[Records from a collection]
— begin —
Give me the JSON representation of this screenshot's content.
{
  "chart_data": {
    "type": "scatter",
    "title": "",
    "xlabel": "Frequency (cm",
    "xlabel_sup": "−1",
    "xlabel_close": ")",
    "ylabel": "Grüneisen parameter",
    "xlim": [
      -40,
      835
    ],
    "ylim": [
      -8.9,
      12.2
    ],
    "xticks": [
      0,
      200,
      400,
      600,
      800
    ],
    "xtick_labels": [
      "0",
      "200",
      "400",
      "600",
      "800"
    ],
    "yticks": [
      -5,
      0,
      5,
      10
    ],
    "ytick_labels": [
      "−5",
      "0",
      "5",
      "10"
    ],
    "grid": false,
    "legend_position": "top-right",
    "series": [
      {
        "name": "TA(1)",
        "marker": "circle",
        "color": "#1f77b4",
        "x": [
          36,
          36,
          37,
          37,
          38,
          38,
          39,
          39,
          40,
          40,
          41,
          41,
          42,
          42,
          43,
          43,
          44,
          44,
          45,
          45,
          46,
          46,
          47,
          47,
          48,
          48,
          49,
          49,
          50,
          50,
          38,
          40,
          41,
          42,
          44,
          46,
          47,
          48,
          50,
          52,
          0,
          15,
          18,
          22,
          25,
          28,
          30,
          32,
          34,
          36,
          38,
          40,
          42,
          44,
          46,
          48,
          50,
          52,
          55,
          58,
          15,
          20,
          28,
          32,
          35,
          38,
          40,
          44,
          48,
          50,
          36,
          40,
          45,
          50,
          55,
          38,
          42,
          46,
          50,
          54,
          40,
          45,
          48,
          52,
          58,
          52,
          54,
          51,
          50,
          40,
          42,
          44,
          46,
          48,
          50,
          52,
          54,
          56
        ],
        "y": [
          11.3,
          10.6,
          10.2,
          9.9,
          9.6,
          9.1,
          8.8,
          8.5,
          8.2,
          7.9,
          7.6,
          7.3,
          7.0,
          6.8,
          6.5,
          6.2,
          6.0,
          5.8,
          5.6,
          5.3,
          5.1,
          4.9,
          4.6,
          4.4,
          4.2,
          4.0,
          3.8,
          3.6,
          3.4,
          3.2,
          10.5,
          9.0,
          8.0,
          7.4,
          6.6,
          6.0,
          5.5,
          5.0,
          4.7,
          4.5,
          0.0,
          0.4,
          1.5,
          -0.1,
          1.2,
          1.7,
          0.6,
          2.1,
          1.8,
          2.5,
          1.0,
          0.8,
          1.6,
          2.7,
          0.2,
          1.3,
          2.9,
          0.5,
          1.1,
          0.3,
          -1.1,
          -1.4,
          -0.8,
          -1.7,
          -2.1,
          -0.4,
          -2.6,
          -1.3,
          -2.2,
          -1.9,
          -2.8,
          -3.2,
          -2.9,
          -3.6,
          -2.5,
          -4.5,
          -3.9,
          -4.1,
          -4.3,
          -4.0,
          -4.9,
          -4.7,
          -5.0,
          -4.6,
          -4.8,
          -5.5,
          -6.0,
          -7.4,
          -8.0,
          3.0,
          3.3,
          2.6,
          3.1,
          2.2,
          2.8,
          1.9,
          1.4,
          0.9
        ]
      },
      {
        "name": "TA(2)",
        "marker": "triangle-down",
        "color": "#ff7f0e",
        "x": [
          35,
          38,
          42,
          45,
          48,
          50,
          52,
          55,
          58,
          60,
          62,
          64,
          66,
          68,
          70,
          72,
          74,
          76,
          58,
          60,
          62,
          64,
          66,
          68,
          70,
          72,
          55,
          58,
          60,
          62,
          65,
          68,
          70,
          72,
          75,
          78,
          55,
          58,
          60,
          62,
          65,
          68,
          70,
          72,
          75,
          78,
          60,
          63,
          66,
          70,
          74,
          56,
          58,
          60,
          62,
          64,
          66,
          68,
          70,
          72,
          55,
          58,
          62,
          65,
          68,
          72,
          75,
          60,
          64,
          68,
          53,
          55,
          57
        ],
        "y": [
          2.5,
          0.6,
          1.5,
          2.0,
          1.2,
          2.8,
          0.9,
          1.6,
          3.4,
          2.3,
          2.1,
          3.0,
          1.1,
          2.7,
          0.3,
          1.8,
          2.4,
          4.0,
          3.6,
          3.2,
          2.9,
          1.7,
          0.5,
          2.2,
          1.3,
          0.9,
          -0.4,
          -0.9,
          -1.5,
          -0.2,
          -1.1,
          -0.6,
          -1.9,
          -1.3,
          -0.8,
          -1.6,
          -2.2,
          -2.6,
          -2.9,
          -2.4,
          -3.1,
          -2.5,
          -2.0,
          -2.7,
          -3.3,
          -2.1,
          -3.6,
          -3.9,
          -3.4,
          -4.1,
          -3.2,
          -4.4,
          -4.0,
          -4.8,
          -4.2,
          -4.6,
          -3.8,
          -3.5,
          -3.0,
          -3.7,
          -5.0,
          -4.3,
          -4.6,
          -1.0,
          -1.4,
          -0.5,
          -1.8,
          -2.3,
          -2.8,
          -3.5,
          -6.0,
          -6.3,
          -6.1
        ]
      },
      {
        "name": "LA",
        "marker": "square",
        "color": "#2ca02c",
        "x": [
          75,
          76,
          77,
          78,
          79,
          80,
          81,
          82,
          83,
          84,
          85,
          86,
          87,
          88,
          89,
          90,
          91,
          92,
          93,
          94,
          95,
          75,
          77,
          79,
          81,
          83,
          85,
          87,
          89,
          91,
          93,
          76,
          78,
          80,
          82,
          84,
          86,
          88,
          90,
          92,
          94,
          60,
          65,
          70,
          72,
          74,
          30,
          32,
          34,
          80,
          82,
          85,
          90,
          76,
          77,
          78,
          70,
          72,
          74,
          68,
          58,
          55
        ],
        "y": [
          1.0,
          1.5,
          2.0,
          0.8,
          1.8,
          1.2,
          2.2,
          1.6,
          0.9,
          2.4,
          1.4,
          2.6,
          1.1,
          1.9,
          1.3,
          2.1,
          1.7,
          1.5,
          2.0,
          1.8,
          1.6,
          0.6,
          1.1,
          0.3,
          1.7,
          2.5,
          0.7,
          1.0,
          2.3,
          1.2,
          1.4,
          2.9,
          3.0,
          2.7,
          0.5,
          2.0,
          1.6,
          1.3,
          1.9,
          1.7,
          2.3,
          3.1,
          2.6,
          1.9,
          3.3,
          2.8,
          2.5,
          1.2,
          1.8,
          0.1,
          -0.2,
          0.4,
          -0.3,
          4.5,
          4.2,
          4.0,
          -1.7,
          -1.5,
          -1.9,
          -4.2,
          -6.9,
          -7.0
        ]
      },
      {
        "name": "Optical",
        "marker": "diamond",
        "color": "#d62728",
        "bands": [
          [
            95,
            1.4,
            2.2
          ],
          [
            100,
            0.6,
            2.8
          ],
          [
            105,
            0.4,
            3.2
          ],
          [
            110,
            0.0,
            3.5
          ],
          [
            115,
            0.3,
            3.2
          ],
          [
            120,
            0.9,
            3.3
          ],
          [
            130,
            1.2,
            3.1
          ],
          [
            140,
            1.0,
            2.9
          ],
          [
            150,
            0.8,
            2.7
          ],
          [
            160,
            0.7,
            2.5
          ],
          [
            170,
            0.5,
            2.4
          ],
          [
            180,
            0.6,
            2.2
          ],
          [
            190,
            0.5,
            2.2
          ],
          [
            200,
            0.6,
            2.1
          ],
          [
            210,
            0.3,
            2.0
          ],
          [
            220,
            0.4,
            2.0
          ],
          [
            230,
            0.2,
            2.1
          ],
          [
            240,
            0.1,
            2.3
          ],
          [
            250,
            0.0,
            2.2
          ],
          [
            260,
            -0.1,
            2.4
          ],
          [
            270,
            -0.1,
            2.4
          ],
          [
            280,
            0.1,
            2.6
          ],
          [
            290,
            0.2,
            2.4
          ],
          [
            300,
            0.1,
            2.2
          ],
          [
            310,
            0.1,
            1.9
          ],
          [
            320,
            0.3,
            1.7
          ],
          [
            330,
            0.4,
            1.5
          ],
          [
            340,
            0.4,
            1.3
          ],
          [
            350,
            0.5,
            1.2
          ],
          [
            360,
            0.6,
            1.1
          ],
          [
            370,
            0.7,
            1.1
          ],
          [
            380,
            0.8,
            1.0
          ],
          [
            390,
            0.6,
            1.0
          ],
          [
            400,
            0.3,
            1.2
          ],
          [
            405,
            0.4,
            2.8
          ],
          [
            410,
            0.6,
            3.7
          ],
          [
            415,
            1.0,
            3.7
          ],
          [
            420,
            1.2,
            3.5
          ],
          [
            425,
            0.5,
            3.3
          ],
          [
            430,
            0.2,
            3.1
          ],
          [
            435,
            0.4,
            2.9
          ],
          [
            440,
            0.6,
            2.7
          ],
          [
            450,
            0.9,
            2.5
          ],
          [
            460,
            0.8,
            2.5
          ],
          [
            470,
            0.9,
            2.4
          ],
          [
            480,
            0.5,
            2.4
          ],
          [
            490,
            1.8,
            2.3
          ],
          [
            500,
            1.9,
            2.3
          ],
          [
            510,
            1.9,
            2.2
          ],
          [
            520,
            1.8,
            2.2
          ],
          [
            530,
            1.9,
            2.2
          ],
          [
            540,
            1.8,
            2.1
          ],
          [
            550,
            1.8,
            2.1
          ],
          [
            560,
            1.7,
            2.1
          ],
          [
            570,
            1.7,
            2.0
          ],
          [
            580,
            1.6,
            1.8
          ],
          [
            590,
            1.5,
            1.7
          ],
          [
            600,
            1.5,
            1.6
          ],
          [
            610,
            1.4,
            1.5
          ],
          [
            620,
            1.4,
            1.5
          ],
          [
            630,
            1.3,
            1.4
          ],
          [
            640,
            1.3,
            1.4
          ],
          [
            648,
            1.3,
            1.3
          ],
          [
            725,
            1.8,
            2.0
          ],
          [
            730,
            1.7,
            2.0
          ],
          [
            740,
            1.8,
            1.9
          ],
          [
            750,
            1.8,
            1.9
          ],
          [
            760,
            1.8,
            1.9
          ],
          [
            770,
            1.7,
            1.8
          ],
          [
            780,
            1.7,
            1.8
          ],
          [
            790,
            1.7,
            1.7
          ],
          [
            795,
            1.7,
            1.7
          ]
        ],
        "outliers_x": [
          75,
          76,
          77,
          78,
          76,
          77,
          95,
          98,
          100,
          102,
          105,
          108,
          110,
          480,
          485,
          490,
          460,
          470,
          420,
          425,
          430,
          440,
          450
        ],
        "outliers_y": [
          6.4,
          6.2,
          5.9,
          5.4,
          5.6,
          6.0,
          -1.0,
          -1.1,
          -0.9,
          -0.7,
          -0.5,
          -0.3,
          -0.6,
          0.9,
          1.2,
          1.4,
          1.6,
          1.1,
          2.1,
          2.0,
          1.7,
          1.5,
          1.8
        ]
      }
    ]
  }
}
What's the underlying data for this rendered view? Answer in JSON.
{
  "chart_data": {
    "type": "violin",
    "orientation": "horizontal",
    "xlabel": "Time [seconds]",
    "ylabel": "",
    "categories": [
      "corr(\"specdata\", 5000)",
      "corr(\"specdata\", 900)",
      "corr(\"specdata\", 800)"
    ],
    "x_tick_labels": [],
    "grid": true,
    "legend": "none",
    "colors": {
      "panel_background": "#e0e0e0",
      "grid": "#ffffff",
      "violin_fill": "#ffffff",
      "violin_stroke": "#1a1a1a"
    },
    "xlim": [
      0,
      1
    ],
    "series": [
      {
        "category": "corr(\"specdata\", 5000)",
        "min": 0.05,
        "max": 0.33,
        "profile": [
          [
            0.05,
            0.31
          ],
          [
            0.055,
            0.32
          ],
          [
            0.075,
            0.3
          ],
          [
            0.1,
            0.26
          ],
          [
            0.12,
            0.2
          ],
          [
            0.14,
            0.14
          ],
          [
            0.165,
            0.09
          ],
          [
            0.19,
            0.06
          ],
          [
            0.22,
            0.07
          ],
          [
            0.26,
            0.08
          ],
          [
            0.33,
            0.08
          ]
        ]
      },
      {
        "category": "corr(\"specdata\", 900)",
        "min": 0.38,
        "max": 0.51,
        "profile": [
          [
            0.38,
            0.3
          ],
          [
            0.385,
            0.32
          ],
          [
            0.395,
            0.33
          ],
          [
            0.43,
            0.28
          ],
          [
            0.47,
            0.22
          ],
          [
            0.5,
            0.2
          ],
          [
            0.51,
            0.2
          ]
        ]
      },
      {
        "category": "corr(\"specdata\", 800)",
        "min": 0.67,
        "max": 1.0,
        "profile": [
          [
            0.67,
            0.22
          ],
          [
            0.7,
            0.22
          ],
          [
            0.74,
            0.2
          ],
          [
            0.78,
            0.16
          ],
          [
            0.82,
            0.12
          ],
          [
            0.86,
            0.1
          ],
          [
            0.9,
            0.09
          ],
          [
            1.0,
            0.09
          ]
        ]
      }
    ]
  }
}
— end —
WHAT YOU WILL DO:
From the listing, copy each line containing the word "name".

IN RESPONSE:
        "name": "TA(1)",
        "name": "TA(2)",
        "name": "LA",
        "name": "Optical",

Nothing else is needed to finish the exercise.